* _Instruction_:
Return the complete listing that follows, with each line reproduced exactly.

☆ ☆ ☆ ☆ ☆

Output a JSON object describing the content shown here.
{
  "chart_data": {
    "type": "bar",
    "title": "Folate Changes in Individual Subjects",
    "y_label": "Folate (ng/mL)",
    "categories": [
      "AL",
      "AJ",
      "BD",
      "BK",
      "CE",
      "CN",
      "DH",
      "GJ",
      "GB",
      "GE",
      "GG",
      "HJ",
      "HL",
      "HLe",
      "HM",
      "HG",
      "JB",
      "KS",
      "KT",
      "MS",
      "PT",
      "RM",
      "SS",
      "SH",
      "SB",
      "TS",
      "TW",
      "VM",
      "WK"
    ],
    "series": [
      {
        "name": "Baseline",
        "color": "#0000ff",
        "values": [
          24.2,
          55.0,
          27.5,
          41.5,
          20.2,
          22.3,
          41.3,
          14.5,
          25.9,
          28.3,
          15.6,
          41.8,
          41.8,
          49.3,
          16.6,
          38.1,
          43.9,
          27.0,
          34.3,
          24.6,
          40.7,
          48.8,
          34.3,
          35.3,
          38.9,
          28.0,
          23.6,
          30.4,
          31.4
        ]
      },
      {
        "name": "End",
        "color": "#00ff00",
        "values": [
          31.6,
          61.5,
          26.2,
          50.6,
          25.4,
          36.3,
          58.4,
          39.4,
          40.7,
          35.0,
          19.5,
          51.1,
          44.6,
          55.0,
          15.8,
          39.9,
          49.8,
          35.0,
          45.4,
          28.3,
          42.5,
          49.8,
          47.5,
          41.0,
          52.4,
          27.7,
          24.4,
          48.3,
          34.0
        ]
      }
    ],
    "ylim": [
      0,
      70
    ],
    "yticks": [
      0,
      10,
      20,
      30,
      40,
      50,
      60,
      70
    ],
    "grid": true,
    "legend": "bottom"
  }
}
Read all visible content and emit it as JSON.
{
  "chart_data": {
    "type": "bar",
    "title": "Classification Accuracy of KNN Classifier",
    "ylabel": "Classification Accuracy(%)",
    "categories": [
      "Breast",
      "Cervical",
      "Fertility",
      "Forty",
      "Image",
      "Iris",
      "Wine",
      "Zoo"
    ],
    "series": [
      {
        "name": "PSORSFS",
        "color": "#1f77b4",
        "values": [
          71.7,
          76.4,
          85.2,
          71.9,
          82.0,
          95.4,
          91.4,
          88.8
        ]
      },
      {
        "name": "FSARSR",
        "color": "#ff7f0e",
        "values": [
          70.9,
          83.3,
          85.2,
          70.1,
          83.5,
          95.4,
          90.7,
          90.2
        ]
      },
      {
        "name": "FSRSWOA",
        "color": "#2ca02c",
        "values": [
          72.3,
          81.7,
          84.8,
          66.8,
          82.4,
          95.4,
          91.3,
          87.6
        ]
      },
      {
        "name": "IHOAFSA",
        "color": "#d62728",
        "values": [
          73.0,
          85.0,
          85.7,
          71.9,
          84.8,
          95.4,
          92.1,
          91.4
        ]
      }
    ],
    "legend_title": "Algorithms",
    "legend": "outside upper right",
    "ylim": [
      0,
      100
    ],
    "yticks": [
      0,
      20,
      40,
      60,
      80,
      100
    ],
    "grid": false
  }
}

☆ ☆ ☆ ☆ ☆

* _Answer for the task_:
Output a JSON object describing the content shown here.
{
  "chart_data": {
    "type": "bar",
    "title": "Folate Changes in Individual Subjects",
    "y_label": "Folate (ng/mL)",
    "categories": [
      "AL",
      "AJ",
      "BD",
      "BK",
      "CE",
      "CN",
      "DH",
      "GJ",
      "GB",
      "GE",
      "GG",
      "HJ",
      "HL",
      "HLe",
      "HM",
      "HG",
      "JB",
      "KS",
      "KT",
      "MS",
      "PT",
      "RM",
      "SS",
      "SH",
      "SB",
      "TS",
      "TW",
      "VM",
      "WK"
    ],
    "series": [
      {
        "name": "Baseline",
        "color": "#0000ff",
        "values": [
          24.2,
          55.0,
          27.5,
          41.5,
          20.2,
          22.3,
          41.3,
          14.5,
          25.9,
          28.3,
          15.6,
          41.8,
          41.8,
          49.3,
          16.6,
          38.1,
          43.9,
          27.0,
          34.3,
          24.6,
          40.7,
          48.8,
          34.3,
          35.3,
          38.9,
          28.0,
          23.6,
          30.4,
          31.4
        ]
      },
      {
        "name": "End",
        "color": "#00ff00",
        "values": [
          31.6,
          61.5,
          26.2,
          50.6,
          25.4,
          36.3,
          58.4,
          39.4,
          40.7,
          35.0,
          19.5,
          51.1,
          44.6,
          55.0,
          15.8,
          39.9,
          49.8,
          35.0,
          45.4,
          28.3,
          42.5,
          49.8,
          47.5,
          41.0,
          52.4,
          27.7,
          24.4,
          48.3,
          34.0
        ]
      }
    ],
    "ylim": [
      0,
      70
    ],
    "yticks": [
      0,
      10,
      20,
      30,
      40,
      50,
      60,
      70
    ],
    "grid": true,
    "legend": "bottom"
  }
}
Read all visible content and emit it as JSON.
{
  "chart_data": {
    "type": "bar",
    "title": "Classification Accuracy of KNN Classifier",
    "ylabel": "Classification Accuracy(%)",
    "categories": [
      "Breast",
      "Cervical",
      "Fertility",
      "Forty",
      "Image",
      "Iris",
      "Wine",
      "Zoo"
    ],
    "series": [
      {
        "name": "PSORSFS",
        "color": "#1f77b4",
        "values": [
          71.7,
          76.4,
          85.2,
          71.9,
          82.0,
          95.4,
          91.4,
          88.8
        ]
      },
      {
        "name": "FSARSR",
        "color": "#ff7f0e",
        "values": [
          70.9,
          83.3,
          85.2,
          70.1,
          83.5,
          95.4,
          90.7,
          90.2
        ]
      },
      {
        "name": "FSRSWOA",
        "color": "#2ca02c",
        "values": [
          72.3,
          81.7,
          84.8,
          66.8,
          82.4,
          95.4,
          91.3,
          87.6
        ]
      },
      {
        "name": "IHOAFSA",
        "color": "#d62728",
        "values": [
          73.0,
          85.0,
          85.7,
          71.9,
          84.8,
          95.4,
          92.1,
          91.4
        ]
      }
    ],
    "legend_title": "Algorithms",
    "legend": "outside upper right",
    "ylim": [
      0,
      100
    ],
    "yticks": [
      0,
      20,
      40,
      60,
      80,
      100
    ],
    "grid": false
  }
}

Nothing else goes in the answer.